• What is being asked:
Quote each line of the material verbatim, without the pictures.
________________________________________
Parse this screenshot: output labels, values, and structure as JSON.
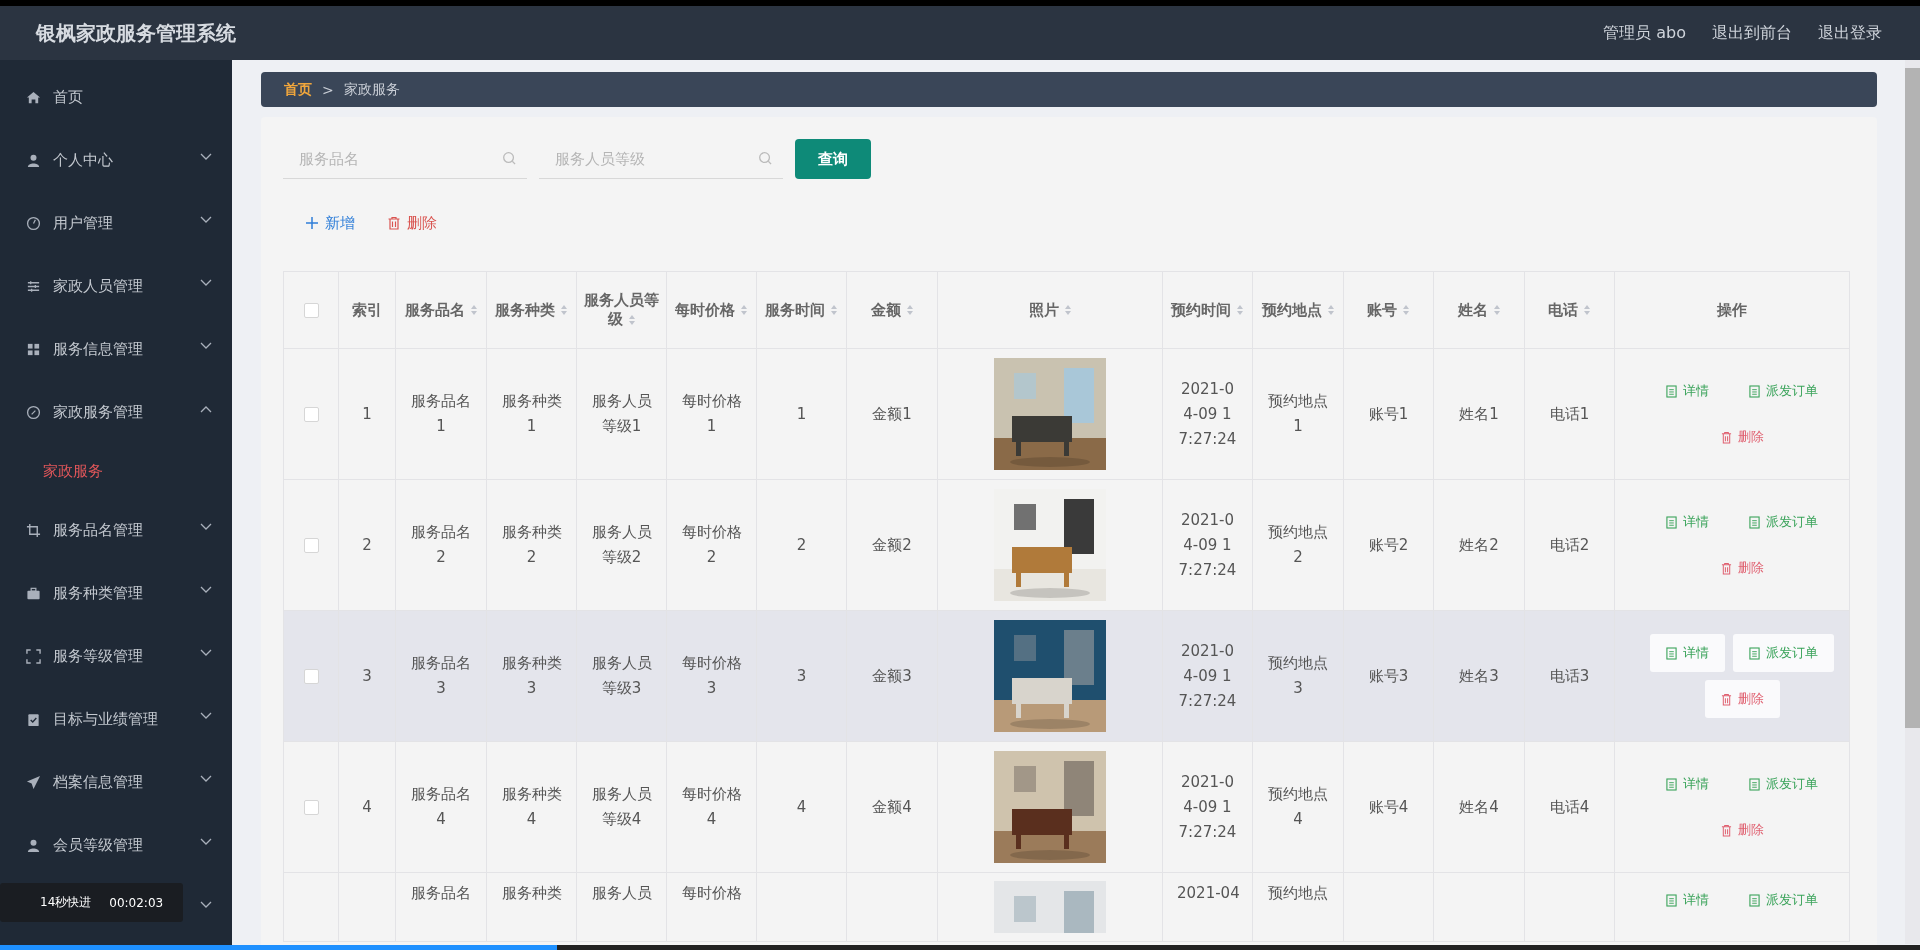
{
  "header": {
    "title": "银枫家政服务管理系统",
    "links": [
      "管理员 abo",
      "退出到前台",
      "退出登录"
    ]
  },
  "sidebar": {
    "items": [
      {
        "label": "首页"
      },
      {
        "label": "个人中心",
        "expanded": false
      },
      {
        "label": "用户管理",
        "expanded": false
      },
      {
        "label": "家政人员管理",
        "expanded": false
      },
      {
        "label": "服务信息管理",
        "expanded": false
      },
      {
        "label": "家政服务管理",
        "expanded": true,
        "children": [
          {
            "label": "家政服务",
            "selected": true
          }
        ]
      },
      {
        "label": "服务品名管理",
        "expanded": false
      },
      {
        "label": "服务种类管理",
        "expanded": false
      },
      {
        "label": "服务等级管理",
        "expanded": false
      },
      {
        "label": "目标与业绩管理",
        "expanded": false
      },
      {
        "label": "档案信息管理",
        "expanded": false
      },
      {
        "label": "会员等级管理",
        "expanded": false
      }
    ]
  },
  "breadcrumb": [
    "首页",
    ">",
    "家政服务"
  ],
  "search": {
    "fields": [
      {
        "placeholder": "服务品名"
      },
      {
        "placeholder": "服务人员等级"
      }
    ],
    "button": "查询"
  },
  "toolbar": {
    "add": "新增",
    "delete": "删除"
  },
  "table": {
    "select_all": {
      "checked": false
    },
    "columns": [
      {
        "label": "索引",
        "sortable": false
      },
      {
        "label": "服务品名",
        "sortable": true
      },
      {
        "label": "服务种类",
        "sortable": true
      },
      {
        "label": "服务人员等级",
        "sortable": true
      },
      {
        "label": "每时价格",
        "sortable": true
      },
      {
        "label": "服务时间",
        "sortable": true
      },
      {
        "label": "金额",
        "sortable": true
      },
      {
        "label": "照片",
        "sortable": true
      },
      {
        "label": "预约时间",
        "sortable": true
      },
      {
        "label": "预约地点",
        "sortable": true
      },
      {
        "label": "账号",
        "sortable": true
      },
      {
        "label": "姓名",
        "sortable": true
      },
      {
        "label": "电话",
        "sortable": true
      },
      {
        "label": "操作",
        "sortable": false
      }
    ],
    "rows": [
      {
        "selected": false,
        "hovered": false,
        "cells": [
          "1",
          "服务品名1",
          "服务种类1",
          "服务人员等级1",
          "每时价格1",
          "1",
          "金额1",
          {
            "kind": "picture"
          },
          "2021-04-09 17:27:24",
          "预约地点1",
          "账号1",
          "姓名1",
          "电话1"
        ],
        "actions": [
          {
            "label": "详情",
            "kind": "detail"
          },
          {
            "label": "派发订单",
            "kind": "dispatch"
          },
          {
            "label": "删除",
            "kind": "delete"
          }
        ]
      },
      {
        "selected": false,
        "hovered": false,
        "cells": [
          "2",
          "服务品名2",
          "服务种类2",
          "服务人员等级2",
          "每时价格2",
          "2",
          "金额2",
          {
            "kind": "picture"
          },
          "2021-04-09 17:27:24",
          "预约地点2",
          "账号2",
          "姓名2",
          "电话2"
        ],
        "actions": [
          {
            "label": "详情",
            "kind": "detail"
          },
          {
            "label": "派发订单",
            "kind": "dispatch"
          },
          {
            "label": "删除",
            "kind": "delete"
          }
        ]
      },
      {
        "selected": false,
        "hovered": true,
        "cells": [
          "3",
          "服务品名3",
          "服务种类3",
          "服务人员等级3",
          "每时价格3",
          "3",
          "金额3",
          {
            "kind": "picture"
          },
          "2021-04-09 17:27:24",
          "预约地点3",
          "账号3",
          "姓名3",
          "电话3"
        ],
        "actions": [
          {
            "label": "详情",
            "kind": "detail"
          },
          {
            "label": "派发订单",
            "kind": "dispatch"
          },
          {
            "label": "删除",
            "kind": "delete"
          }
        ]
      },
      {
        "selected": false,
        "hovered": false,
        "cells": [
          "4",
          "服务品名4",
          "服务种类4",
          "服务人员等级4",
          "每时价格4",
          "4",
          "金额4",
          {
            "kind": "picture"
          },
          "2021-04-09 17:27:24",
          "预约地点4",
          "账号4",
          "姓名4",
          "电话4"
        ],
        "actions": [
          {
            "label": "详情",
            "kind": "detail"
          },
          {
            "label": "派发订单",
            "kind": "dispatch"
          },
          {
            "label": "删除",
            "kind": "delete"
          }
        ]
      },
      {
        "hovered": false,
        "cells": [
          null,
          "服务品名",
          "服务种类",
          "服务人员",
          "每时价格",
          null,
          null,
          {
            "kind": "picture"
          },
          "2021-04",
          "预约地点",
          null,
          null,
          null
        ],
        "actions": [
          {
            "label": "详情",
            "kind": "detail"
          },
          {
            "label": "派发订单",
            "kind": "dispatch"
          }
        ]
      }
    ]
  },
  "video_overlay": {
    "label": "14秒快进",
    "time": "00:02:03",
    "progress": {
      "level": 0.29
    }
  }
}
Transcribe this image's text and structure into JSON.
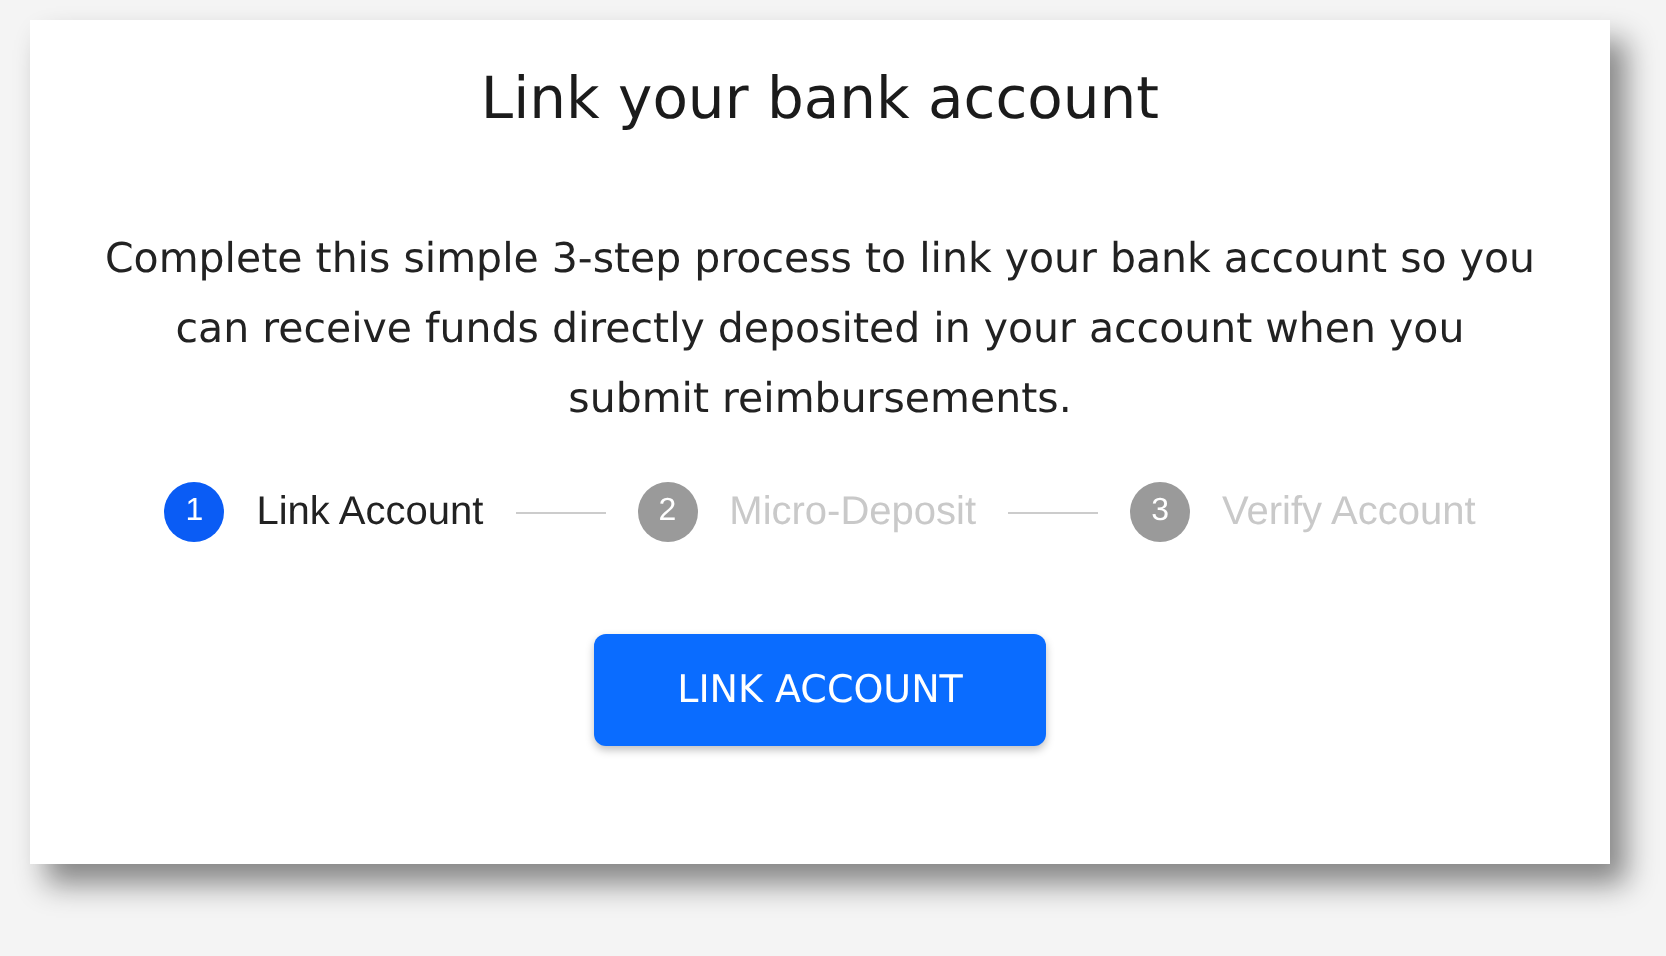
________________________________________
• Solved problem:
Parse this screenshot: output labels, values, and structure as JSON.
{
  "header": {
    "title": "银枫家政服务管理系统",
    "links": [
      "管理员 abo",
      "退出到前台",
      "退出登录"
    ]
  },
  "sidebar": {
    "items": [
      {
        "label": "首页"
      },
      {
        "label": "个人中心",
        "expanded": false
      },
      {
        "label": "用户管理",
        "expanded": false
      },
      {
        "label": "家政人员管理",
        "expanded": false
      },
      {
        "label": "服务信息管理",
        "expanded": false
      },
      {
        "label": "家政服务管理",
        "expanded": true,
        "children": [
          {
            "label": "家政服务",
            "selected": true
          }
        ]
      },
      {
        "label": "服务品名管理",
        "expanded": false
      },
      {
        "label": "服务种类管理",
        "expanded": false
      },
      {
        "label": "服务等级管理",
        "expanded": false
      },
      {
        "label": "目标与业绩管理",
        "expanded": false
      },
      {
        "label": "档案信息管理",
        "expanded": false
      },
      {
        "label": "会员等级管理",
        "expanded": false
      }
    ]
  },
  "breadcrumb": [
    "首页",
    ">",
    "家政服务"
  ],
  "search": {
    "fields": [
      {
        "placeholder": "服务品名"
      },
      {
        "placeholder": "服务人员等级"
      }
    ],
    "button": "查询"
  },
  "toolbar": {
    "add": "新增",
    "delete": "删除"
  },
  "table": {
    "select_all": {
      "checked": false
    },
    "columns": [
      {
        "label": "索引",
        "sortable": false
      },
      {
        "label": "服务品名",
        "sortable": true
      },
      {
        "label": "服务种类",
        "sortable": true
      },
      {
        "label": "服务人员等级",
        "sortable": true
      },
      {
        "label": "每时价格",
        "sortable": true
      },
      {
        "label": "服务时间",
        "sortable": true
      },
      {
        "label": "金额",
        "sortable": true
      },
      {
        "label": "照片",
        "sortable": true
      },
      {
        "label": "预约时间",
        "sortable": true
      },
      {
        "label": "预约地点",
        "sortable": true
      },
      {
        "label": "账号",
        "sortable": true
      },
      {
        "label": "姓名",
        "sortable": true
      },
      {
        "label": "电话",
        "sortable": true
      },
      {
        "label": "操作",
        "sortable": false
      }
    ],
    "rows": [
      {
        "selected": false,
        "hovered": false,
        "cells": [
          "1",
          "服务品名1",
          "服务种类1",
          "服务人员等级1",
          "每时价格1",
          "1",
          "金额1",
          {
            "kind": "picture"
          },
          "2021-04-09 17:27:24",
          "预约地点1",
          "账号1",
          "姓名1",
          "电话1"
        ],
        "actions": [
          {
            "label": "详情",
            "kind": "detail"
          },
          {
            "label": "派发订单",
            "kind": "dispatch"
          },
          {
            "label": "删除",
            "kind": "delete"
          }
        ]
      },
      {
        "selected": false,
        "hovered": false,
        "cells": [
          "2",
          "服务品名2",
          "服务种类2",
          "服务人员等级2",
          "每时价格2",
          "2",
          "金额2",
          {
            "kind": "picture"
          },
          "2021-04-09 17:27:24",
          "预约地点2",
          "账号2",
          "姓名2",
          "电话2"
        ],
        "actions": [
          {
            "label": "详情",
            "kind": "detail"
          },
          {
            "label": "派发订单",
            "kind": "dispatch"
          },
          {
            "label": "删除",
            "kind": "delete"
          }
        ]
      },
      {
        "selected": false,
        "hovered": true,
        "cells": [
          "3",
          "服务品名3",
          "服务种类3",
          "服务人员等级3",
          "每时价格3",
          "3",
          "金额3",
          {
            "kind": "picture"
          },
          "2021-04-09 17:27:24",
          "预约地点3",
          "账号3",
          "姓名3",
          "电话3"
        ],
        "actions": [
          {
            "label": "详情",
            "kind": "detail"
          },
          {
            "label": "派发订单",
            "kind": "dispatch"
          },
          {
            "label": "删除",
            "kind": "delete"
          }
        ]
      },
      {
        "selected": false,
        "hovered": false,
        "cells": [
          "4",
          "服务品名4",
          "服务种类4",
          "服务人员等级4",
          "每时价格4",
          "4",
          "金额4",
          {
            "kind": "picture"
          },
          "2021-04-09 17:27:24",
          "预约地点4",
          "账号4",
          "姓名4",
          "电话4"
        ],
        "actions": [
          {
            "label": "详情",
            "kind": "detail"
          },
          {
            "label": "派发订单",
            "kind": "dispatch"
          },
          {
            "label": "删除",
            "kind": "delete"
          }
        ]
      },
      {
        "hovered": false,
        "cells": [
          null,
          "服务品名",
          "服务种类",
          "服务人员",
          "每时价格",
          null,
          null,
          {
            "kind": "picture"
          },
          "2021-04",
          "预约地点",
          null,
          null,
          null
        ],
        "actions": [
          {
            "label": "详情",
            "kind": "detail"
          },
          {
            "label": "派发订单",
            "kind": "dispatch"
          }
        ]
      }
    ]
  },
  "video_overlay": {
    "label": "14秒快进",
    "time": "00:02:03",
    "progress": {
      "level": 0.29
    }
  }
}
Transcribe this image's text and structure into JSON.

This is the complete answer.